YOUR TASK :: What do the lines say from the one containing "Give me the" to the end of the records? Restate them word for word, and only those.

-*-*-

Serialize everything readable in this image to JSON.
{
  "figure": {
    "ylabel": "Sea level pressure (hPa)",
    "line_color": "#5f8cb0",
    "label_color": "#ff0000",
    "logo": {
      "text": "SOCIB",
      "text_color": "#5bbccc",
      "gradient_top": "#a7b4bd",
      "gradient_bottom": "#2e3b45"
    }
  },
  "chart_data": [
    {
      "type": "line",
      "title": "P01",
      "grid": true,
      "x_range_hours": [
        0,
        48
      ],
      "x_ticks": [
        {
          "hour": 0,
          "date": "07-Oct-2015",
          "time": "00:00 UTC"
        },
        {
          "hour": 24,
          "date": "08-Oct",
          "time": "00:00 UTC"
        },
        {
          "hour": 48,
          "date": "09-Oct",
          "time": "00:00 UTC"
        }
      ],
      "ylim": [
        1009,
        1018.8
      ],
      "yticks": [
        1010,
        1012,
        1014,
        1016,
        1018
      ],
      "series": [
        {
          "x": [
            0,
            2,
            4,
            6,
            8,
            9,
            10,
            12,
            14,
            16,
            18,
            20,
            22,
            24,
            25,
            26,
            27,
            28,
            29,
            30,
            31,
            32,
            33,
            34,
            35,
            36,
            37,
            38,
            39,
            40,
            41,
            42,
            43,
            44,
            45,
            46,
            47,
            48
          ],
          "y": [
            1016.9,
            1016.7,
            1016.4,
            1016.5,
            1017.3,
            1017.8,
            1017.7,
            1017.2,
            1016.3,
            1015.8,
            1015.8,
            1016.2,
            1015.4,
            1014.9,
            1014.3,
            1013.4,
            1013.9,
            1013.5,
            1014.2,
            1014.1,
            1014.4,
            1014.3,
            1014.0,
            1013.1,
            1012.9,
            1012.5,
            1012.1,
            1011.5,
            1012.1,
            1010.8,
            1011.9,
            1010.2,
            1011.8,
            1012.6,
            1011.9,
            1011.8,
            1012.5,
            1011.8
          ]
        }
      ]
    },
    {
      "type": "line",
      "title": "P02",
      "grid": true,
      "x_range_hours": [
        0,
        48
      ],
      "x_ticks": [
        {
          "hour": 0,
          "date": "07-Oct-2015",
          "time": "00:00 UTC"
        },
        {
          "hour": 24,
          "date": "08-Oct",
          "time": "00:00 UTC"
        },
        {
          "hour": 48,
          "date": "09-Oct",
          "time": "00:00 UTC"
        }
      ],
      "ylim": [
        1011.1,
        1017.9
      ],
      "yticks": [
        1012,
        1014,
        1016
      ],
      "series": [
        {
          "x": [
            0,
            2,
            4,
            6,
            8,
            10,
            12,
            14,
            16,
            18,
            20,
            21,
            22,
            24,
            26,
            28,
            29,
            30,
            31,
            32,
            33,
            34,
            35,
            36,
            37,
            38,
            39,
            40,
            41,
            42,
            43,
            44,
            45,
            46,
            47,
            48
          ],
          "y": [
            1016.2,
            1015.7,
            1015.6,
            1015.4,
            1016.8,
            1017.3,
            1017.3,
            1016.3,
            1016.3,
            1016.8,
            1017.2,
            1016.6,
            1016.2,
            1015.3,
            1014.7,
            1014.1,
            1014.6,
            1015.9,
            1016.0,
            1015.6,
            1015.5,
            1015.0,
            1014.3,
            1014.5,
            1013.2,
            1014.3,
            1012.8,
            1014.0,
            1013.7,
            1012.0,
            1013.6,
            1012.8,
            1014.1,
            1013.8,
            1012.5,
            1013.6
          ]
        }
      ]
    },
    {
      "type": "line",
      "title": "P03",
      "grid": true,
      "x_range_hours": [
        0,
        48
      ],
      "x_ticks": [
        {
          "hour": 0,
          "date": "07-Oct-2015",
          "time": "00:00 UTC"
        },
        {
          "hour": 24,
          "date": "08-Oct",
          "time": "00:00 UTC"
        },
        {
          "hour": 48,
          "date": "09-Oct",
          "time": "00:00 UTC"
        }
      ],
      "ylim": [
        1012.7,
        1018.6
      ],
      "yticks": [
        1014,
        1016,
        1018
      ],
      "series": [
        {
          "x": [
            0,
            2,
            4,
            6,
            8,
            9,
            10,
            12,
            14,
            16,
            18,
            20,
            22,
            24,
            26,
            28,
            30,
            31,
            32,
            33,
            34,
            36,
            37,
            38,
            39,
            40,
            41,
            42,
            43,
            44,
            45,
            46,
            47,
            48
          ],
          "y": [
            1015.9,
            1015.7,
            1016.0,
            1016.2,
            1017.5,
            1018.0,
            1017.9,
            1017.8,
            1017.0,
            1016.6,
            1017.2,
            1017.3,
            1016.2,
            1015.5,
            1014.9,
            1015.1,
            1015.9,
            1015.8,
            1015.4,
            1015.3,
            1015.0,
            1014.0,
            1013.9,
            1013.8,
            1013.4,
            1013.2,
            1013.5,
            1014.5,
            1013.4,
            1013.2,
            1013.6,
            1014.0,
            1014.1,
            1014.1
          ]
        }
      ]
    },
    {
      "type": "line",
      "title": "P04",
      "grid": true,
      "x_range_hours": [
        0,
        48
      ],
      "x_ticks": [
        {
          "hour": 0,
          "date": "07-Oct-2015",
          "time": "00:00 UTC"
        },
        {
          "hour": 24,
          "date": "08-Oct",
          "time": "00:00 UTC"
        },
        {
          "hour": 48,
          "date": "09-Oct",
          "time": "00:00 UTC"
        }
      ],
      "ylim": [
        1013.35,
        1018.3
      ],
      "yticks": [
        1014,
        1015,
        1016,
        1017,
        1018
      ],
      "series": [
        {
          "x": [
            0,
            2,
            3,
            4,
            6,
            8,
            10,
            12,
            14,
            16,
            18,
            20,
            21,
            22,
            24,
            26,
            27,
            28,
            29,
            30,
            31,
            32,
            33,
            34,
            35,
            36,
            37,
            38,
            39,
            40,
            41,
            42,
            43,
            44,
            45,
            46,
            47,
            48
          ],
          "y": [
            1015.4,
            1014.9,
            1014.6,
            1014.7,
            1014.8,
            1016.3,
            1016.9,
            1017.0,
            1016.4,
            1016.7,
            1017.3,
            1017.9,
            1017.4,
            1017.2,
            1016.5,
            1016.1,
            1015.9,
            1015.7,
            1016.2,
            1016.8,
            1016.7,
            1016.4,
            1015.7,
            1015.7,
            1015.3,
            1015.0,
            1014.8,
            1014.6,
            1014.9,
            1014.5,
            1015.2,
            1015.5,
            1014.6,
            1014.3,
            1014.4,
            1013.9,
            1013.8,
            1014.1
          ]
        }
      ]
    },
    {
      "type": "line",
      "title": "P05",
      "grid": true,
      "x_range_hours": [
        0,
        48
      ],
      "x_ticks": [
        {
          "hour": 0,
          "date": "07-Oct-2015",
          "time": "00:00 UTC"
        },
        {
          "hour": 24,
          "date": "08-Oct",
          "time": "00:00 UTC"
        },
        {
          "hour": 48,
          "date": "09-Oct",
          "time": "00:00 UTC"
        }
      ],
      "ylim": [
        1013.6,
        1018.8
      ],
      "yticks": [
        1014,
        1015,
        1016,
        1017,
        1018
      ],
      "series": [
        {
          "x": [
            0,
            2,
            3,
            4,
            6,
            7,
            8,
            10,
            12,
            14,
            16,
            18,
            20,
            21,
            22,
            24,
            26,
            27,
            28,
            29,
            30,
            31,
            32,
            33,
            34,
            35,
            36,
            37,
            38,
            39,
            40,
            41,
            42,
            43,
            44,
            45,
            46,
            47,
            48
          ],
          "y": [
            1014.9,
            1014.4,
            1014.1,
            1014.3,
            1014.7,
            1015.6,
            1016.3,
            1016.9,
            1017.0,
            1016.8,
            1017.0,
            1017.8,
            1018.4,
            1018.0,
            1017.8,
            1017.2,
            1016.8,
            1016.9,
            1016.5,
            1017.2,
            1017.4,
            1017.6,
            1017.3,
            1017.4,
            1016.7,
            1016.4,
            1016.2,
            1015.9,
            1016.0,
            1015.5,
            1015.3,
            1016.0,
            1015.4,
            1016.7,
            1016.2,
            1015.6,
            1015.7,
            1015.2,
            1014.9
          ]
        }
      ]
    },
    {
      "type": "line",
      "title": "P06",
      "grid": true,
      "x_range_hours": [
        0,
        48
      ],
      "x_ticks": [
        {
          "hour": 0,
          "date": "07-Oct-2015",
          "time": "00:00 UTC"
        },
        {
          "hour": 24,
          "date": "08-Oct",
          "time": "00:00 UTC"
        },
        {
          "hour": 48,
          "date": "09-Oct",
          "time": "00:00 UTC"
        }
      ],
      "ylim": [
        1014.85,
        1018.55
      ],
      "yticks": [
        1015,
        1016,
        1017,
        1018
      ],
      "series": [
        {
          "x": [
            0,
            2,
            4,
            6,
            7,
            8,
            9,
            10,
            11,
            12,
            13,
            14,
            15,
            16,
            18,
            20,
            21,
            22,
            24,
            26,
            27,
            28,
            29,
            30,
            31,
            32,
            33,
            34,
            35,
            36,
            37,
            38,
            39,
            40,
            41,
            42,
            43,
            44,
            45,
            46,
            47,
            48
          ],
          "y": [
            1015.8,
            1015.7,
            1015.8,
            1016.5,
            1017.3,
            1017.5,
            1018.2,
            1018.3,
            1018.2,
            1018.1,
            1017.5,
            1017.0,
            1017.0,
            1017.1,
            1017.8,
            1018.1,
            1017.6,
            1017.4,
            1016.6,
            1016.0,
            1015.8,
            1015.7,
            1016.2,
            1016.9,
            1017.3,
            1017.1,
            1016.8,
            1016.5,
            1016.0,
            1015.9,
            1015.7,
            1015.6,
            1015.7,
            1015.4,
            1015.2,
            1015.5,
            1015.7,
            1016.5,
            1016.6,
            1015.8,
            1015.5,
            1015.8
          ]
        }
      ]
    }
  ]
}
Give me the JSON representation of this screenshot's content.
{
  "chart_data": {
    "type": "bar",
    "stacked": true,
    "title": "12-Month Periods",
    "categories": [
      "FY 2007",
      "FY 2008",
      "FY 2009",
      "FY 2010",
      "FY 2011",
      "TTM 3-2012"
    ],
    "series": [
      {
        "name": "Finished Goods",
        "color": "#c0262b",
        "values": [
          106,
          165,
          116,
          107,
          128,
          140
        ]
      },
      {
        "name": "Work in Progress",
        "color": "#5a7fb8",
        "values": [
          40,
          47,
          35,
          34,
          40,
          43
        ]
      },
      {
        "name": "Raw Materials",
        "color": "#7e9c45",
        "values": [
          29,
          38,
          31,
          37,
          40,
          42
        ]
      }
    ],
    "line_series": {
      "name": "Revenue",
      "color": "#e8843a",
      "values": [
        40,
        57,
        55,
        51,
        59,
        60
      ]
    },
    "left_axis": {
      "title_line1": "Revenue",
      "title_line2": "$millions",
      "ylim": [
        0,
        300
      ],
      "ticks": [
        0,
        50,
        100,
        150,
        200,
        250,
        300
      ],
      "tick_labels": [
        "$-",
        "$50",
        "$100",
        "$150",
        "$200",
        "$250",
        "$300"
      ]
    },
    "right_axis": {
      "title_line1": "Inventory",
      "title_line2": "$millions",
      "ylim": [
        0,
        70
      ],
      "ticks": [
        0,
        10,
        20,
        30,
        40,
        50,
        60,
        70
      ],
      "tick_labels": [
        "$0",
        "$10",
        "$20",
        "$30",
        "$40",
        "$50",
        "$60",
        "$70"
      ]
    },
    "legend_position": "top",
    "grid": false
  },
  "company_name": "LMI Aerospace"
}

-*-*-

REPLY TO THE EXERCISE ::
Give me the JSON representation of this screenshot's content.
{
  "chart_data": {
    "type": "bar",
    "stacked": true,
    "title": "12-Month Periods",
    "categories": [
      "FY 2007",
      "FY 2008",
      "FY 2009",
      "FY 2010",
      "FY 2011",
      "TTM 3-2012"
    ],
    "series": [
      {
        "name": "Finished Goods",
        "color": "#c0262b",
        "values": [
          106,
          165,
          116,
          107,
          128,
          140
        ]
      },
      {
        "name": "Work in Progress",
        "color": "#5a7fb8",
        "values": [
          40,
          47,
          35,
          34,
          40,
          43
        ]
      },
      {
        "name": "Raw Materials",
        "color": "#7e9c45",
        "values": [
          29,
          38,
          31,
          37,
          40,
          42
        ]
      }
    ],
    "line_series": {
      "name": "Revenue",
      "color": "#e8843a",
      "values": [
        40,
        57,
        55,
        51,
        59,
        60
      ]
    },
    "left_axis": {
      "title_line1": "Revenue",
      "title_line2": "$millions",
      "ylim": [
        0,
        300
      ],
      "ticks": [
        0,
        50,
        100,
        150,
        200,
        250,
        300
      ],
      "tick_labels": [
        "$-",
        "$50",
        "$100",
        "$150",
        "$200",
        "$250",
        "$300"
      ]
    },
    "right_axis": {
      "title_line1": "Inventory",
      "title_line2": "$millions",
      "ylim": [
        0,
        70
      ],
      "ticks": [
        0,
        10,
        20,
        30,
        40,
        50,
        60,
        70
      ],
      "tick_labels": [
        "$0",
        "$10",
        "$20",
        "$30",
        "$40",
        "$50",
        "$60",
        "$70"
      ]
    },
    "legend_position": "top",
    "grid": false
  },
  "company_name": "LMI Aerospace"
}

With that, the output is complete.